= THE TASK =
Convert the entries into a numbered list with blank lines omitted, starting at the first line and ending at the line containing "heat-cell-value: +4,3 xyxy=(696,416,734,437)".

(Bounding box annotations)
* * *

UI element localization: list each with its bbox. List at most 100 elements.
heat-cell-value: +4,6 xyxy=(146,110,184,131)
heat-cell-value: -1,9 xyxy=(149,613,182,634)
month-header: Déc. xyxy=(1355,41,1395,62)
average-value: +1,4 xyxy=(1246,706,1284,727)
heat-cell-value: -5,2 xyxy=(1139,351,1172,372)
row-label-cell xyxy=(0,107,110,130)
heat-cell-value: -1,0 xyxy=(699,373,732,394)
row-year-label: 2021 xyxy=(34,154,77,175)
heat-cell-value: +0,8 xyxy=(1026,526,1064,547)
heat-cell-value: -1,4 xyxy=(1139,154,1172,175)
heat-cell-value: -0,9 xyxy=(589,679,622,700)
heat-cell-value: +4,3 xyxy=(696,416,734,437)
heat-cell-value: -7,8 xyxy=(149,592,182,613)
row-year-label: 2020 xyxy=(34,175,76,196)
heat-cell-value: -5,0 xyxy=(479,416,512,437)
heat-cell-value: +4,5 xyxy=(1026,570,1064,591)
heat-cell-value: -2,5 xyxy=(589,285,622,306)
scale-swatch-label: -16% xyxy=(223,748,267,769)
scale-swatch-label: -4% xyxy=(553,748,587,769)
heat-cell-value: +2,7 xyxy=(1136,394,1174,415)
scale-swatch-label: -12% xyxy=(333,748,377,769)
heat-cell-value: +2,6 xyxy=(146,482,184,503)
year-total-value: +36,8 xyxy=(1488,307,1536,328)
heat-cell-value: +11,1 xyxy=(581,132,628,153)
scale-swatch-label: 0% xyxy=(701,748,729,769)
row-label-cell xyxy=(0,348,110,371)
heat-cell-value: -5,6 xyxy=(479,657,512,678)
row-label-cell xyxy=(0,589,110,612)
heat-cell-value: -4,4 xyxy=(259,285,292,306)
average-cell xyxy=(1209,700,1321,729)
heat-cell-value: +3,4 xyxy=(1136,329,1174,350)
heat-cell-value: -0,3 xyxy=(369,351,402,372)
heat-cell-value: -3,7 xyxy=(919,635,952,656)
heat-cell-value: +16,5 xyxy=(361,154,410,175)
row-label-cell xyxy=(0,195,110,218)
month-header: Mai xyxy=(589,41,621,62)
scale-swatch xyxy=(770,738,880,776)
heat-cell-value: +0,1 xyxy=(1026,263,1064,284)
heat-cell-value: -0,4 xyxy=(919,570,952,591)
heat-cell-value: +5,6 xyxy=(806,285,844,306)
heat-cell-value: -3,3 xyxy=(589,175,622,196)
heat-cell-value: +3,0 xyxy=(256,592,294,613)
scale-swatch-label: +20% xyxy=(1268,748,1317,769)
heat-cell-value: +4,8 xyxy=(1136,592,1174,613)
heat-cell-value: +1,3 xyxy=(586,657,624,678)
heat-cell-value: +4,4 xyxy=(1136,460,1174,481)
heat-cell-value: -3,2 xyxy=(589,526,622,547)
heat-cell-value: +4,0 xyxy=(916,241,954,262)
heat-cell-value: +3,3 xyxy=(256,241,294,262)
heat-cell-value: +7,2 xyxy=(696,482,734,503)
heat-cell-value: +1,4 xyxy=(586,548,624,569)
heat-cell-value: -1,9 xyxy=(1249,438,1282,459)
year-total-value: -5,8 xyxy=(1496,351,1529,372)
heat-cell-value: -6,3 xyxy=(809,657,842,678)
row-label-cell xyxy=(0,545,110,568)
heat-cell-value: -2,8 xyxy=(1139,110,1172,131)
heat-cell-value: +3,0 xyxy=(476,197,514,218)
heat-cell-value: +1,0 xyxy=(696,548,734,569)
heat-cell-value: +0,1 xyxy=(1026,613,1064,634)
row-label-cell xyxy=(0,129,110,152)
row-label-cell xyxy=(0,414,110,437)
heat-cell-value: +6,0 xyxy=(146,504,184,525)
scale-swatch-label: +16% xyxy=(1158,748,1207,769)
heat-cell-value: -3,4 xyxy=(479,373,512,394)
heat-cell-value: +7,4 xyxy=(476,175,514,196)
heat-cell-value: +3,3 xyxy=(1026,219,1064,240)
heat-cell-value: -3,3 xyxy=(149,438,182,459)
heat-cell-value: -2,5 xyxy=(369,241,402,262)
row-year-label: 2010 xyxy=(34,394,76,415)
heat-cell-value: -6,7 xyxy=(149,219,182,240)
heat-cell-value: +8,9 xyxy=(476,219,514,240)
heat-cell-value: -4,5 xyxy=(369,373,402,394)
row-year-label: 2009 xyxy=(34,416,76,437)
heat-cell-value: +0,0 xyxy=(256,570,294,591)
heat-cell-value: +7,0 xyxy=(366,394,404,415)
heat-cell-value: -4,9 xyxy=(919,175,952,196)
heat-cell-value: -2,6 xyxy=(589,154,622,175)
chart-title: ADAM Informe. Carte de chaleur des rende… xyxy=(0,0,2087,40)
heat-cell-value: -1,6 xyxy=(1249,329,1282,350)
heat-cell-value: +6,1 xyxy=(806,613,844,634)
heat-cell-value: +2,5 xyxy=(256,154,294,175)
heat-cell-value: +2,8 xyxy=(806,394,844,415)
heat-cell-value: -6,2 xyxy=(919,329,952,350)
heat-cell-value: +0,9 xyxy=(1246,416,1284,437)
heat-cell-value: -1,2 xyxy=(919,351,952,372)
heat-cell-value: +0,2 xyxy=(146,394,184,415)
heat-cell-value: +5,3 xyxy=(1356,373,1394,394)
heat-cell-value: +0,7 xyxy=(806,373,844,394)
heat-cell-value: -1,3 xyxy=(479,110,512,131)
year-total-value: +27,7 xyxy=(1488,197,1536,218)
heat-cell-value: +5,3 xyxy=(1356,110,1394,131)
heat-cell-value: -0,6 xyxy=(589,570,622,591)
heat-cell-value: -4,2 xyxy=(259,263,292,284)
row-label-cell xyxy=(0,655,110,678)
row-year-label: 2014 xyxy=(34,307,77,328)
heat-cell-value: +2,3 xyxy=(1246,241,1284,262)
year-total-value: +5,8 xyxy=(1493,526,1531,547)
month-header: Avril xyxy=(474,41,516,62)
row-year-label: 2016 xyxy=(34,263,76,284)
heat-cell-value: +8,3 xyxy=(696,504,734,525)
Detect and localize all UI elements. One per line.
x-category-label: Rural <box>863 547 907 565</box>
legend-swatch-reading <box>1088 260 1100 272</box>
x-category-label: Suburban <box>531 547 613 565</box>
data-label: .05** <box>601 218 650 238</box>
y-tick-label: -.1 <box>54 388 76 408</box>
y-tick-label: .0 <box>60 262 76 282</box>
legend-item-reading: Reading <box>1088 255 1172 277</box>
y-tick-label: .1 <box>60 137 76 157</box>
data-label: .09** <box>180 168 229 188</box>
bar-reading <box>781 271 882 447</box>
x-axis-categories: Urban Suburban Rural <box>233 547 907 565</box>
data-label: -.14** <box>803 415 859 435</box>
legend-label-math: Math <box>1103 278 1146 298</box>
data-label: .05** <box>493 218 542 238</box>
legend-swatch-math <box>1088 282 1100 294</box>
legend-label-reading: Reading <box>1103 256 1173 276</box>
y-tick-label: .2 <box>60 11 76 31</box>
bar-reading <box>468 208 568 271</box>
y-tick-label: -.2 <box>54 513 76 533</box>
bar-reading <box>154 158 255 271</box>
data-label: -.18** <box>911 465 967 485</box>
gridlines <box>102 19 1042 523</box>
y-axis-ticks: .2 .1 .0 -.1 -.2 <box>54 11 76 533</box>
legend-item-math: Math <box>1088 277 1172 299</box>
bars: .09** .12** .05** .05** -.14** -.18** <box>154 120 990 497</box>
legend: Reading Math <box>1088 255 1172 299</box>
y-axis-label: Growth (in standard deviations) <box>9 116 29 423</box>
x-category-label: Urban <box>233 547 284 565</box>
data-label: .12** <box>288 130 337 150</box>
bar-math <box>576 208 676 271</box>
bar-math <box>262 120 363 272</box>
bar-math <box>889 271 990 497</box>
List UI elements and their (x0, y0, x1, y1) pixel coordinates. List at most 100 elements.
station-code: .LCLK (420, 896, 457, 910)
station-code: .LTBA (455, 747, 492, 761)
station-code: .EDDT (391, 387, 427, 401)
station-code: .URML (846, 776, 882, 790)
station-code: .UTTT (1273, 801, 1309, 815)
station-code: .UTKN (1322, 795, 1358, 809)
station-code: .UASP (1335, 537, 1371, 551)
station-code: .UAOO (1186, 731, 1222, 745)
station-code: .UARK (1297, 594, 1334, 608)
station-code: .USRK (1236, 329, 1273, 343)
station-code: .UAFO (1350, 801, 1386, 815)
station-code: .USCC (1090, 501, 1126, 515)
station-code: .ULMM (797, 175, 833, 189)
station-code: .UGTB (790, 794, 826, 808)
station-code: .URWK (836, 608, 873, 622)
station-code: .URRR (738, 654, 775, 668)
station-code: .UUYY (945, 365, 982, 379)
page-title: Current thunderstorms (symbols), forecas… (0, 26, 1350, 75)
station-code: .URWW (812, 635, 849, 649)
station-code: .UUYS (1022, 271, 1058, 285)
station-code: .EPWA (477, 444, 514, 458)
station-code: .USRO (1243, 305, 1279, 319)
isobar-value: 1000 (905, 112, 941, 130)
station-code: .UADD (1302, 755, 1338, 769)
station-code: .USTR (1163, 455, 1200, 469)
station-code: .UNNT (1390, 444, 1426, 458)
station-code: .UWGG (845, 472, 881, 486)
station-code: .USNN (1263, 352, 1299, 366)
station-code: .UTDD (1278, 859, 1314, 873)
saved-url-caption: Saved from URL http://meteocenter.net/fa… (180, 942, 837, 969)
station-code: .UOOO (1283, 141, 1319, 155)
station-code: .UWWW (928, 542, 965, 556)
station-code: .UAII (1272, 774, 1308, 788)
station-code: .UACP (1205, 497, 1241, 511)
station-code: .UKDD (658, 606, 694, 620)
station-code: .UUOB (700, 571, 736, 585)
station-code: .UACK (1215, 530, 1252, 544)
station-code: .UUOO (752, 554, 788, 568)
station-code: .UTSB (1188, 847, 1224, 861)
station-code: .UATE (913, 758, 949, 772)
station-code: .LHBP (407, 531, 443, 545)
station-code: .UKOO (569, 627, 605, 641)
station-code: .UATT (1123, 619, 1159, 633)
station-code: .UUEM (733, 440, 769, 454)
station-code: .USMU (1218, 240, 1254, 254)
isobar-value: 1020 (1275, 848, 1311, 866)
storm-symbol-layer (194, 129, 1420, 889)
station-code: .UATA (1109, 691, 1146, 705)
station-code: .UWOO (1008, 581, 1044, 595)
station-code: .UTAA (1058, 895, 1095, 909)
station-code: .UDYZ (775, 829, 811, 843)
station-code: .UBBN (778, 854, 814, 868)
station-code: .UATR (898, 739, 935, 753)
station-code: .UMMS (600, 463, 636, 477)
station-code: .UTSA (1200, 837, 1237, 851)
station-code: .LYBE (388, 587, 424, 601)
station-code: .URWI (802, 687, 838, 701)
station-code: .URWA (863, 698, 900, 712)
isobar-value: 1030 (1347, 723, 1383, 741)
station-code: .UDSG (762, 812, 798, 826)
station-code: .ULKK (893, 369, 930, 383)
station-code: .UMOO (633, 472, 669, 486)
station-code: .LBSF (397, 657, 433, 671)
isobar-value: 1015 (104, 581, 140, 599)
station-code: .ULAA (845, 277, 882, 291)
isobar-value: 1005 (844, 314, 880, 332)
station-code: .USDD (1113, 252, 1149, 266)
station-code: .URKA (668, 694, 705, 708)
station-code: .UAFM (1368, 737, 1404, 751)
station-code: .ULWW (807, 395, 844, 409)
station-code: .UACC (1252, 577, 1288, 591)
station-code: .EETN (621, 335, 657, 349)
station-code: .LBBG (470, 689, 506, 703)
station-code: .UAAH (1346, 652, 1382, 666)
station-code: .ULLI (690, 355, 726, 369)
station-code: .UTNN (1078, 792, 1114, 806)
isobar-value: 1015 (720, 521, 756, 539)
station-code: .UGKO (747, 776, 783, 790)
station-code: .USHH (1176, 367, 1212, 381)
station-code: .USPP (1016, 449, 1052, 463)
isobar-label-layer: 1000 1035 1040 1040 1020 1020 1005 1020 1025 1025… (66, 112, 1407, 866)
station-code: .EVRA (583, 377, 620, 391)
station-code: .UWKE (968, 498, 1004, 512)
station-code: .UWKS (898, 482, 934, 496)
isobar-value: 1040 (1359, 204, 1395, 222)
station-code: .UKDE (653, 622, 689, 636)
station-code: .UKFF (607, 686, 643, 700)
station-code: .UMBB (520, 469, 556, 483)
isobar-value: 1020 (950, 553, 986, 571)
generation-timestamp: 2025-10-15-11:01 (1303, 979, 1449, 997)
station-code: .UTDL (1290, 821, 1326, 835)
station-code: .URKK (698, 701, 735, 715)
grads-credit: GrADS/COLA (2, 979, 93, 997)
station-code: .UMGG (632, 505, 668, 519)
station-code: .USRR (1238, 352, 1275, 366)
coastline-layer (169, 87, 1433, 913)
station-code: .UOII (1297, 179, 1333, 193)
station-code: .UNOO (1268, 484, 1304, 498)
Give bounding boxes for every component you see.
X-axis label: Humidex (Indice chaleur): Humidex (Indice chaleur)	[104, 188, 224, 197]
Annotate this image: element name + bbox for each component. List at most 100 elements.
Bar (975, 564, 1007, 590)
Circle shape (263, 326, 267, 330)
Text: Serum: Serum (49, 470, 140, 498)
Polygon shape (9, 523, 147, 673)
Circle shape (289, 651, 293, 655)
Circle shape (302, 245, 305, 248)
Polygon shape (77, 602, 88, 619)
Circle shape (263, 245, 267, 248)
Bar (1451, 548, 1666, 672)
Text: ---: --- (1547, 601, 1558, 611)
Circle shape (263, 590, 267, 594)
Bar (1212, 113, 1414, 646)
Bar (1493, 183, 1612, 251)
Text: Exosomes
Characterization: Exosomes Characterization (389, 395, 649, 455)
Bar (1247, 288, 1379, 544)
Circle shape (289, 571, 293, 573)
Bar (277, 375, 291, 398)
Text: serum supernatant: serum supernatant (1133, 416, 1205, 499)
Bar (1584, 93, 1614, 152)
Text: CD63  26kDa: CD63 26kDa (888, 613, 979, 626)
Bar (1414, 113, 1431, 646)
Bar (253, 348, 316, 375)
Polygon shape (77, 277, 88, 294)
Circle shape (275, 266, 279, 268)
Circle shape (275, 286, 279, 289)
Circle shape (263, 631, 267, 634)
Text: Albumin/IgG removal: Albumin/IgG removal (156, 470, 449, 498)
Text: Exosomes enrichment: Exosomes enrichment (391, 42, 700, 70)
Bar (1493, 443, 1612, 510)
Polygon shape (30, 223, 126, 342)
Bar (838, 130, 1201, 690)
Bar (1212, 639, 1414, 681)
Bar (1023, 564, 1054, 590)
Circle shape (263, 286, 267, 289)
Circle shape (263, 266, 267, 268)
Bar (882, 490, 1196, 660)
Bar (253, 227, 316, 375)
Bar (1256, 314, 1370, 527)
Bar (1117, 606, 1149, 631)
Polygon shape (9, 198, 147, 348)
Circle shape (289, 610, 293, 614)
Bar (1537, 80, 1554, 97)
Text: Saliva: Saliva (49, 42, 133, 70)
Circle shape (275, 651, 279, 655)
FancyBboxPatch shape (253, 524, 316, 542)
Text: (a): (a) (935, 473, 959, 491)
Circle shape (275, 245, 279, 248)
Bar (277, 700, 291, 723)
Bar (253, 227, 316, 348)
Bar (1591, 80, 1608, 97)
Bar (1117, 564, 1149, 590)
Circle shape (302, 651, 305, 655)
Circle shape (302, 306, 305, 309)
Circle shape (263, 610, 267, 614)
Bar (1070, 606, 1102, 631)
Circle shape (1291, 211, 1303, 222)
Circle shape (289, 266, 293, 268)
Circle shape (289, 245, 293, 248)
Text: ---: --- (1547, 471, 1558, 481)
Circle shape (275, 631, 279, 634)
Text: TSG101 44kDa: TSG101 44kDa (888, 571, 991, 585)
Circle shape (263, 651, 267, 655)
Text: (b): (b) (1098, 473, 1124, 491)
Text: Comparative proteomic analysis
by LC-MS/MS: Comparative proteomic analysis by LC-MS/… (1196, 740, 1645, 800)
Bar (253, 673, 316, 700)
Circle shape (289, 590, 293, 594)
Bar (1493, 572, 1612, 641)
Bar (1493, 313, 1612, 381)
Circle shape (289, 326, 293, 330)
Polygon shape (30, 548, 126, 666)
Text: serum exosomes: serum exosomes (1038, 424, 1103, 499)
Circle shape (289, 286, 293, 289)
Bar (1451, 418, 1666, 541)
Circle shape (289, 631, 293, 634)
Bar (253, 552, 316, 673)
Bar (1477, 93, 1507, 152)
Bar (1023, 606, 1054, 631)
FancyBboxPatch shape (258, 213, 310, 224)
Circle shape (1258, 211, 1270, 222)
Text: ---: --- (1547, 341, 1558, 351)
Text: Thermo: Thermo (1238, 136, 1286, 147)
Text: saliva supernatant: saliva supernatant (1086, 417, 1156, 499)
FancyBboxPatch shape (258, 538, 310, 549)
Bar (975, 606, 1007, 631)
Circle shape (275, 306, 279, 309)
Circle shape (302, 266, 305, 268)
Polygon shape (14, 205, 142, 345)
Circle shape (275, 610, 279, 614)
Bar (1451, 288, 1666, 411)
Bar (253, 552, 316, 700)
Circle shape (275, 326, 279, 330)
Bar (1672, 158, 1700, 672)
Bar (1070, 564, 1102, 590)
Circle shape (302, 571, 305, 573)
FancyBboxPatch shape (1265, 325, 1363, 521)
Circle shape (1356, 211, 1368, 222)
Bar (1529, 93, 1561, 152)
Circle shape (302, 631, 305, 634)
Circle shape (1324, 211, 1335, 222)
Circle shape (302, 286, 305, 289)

* * *

= THE RESPONSE =
1. UI element localization: list each with its bbox. List at most 100 elements.
2. heat-cell-value: +4,6 xyxy=(146,110,184,131)
3. heat-cell-value: -1,9 xyxy=(149,613,182,634)
4. month-header: Déc. xyxy=(1355,41,1395,62)
5. average-value: +1,4 xyxy=(1246,706,1284,727)
6. heat-cell-value: -5,2 xyxy=(1139,351,1172,372)
7. row-label-cell xyxy=(0,107,110,130)
8. heat-cell-value: -1,0 xyxy=(699,373,732,394)
9. row-year-label: 2021 xyxy=(34,154,77,175)
10. heat-cell-value: +0,8 xyxy=(1026,526,1064,547)
11. heat-cell-value: -1,4 xyxy=(1139,154,1172,175)
12. heat-cell-value: -0,9 xyxy=(589,679,622,700)
13. heat-cell-value: +4,3 xyxy=(696,416,734,437)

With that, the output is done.